> _Records supplied_:
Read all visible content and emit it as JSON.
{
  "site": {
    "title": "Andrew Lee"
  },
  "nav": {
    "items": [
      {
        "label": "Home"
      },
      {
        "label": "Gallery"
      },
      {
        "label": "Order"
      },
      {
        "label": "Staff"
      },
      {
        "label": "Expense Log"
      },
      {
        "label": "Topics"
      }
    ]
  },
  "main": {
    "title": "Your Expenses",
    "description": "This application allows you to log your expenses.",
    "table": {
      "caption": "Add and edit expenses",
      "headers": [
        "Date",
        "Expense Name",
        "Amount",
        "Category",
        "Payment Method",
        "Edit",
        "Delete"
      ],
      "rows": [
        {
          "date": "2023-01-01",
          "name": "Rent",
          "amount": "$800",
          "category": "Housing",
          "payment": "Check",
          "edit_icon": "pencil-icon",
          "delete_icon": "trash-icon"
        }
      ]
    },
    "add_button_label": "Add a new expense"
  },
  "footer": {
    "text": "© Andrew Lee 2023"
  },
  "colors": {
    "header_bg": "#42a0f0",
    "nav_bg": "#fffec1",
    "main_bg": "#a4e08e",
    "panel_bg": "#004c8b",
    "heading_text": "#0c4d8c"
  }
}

> _Problem statement_: Of the lines in the material, how many contain the word "title"? Reply with the number and nothing else.

> _Solution for this task_: 2